[Problem requirements]
Write out the complete material exactly as it stands.

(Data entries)
▽

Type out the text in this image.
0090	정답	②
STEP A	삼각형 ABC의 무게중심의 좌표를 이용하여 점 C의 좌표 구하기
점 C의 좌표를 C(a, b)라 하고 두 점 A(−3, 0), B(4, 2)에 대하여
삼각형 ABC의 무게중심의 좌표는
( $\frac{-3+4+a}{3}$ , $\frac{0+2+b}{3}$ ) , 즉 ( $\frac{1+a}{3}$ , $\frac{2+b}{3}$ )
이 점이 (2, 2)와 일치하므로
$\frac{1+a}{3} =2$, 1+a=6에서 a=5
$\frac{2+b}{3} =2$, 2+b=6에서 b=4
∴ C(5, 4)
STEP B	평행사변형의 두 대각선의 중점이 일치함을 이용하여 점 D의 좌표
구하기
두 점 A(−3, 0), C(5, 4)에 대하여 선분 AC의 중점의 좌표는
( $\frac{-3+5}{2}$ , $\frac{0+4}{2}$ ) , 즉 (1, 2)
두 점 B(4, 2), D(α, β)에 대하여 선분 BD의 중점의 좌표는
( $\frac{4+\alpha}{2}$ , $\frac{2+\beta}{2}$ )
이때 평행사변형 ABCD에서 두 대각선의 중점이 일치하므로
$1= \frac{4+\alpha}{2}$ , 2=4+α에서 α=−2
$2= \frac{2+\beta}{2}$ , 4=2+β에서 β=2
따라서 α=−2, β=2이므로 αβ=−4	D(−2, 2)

△

[Solution for this exercise]
Type out the text in this image.
0090	정답	②
STEP A	삼각형 ABC의 무게중심의 좌표를 이용하여 점 C의 좌표 구하기
점 C의 좌표를 C(a, b)라 하고 두 점 A(−3, 0), B(4, 2)에 대하여
삼각형 ABC의 무게중심의 좌표는
( $\frac{-3+4+a}{3}$ , $\frac{0+2+b}{3}$ ) , 즉 ( $\frac{1+a}{3}$ , $\frac{2+b}{3}$ )
이 점이 (2, 2)와 일치하므로
$\frac{1+a}{3} =2$, 1+a=6에서 a=5
$\frac{2+b}{3} =2$, 2+b=6에서 b=4
∴ C(5, 4)
STEP B	평행사변형의 두 대각선의 중점이 일치함을 이용하여 점 D의 좌표
구하기
두 점 A(−3, 0), C(5, 4)에 대하여 선분 AC의 중점의 좌표는
( $\frac{-3+5}{2}$ , $\frac{0+4}{2}$ ) , 즉 (1, 2)
두 점 B(4, 2), D(α, β)에 대하여 선분 BD의 중점의 좌표는
( $\frac{4+\alpha}{2}$ , $\frac{2+\beta}{2}$ )
이때 평행사변형 ABCD에서 두 대각선의 중점이 일치하므로
$1= \frac{4+\alpha}{2}$ , 2=4+α에서 α=−2
$2= \frac{2+\beta}{2}$ , 4=2+β에서 β=2
따라서 α=−2, β=2이므로 αβ=−4	D(−2, 2)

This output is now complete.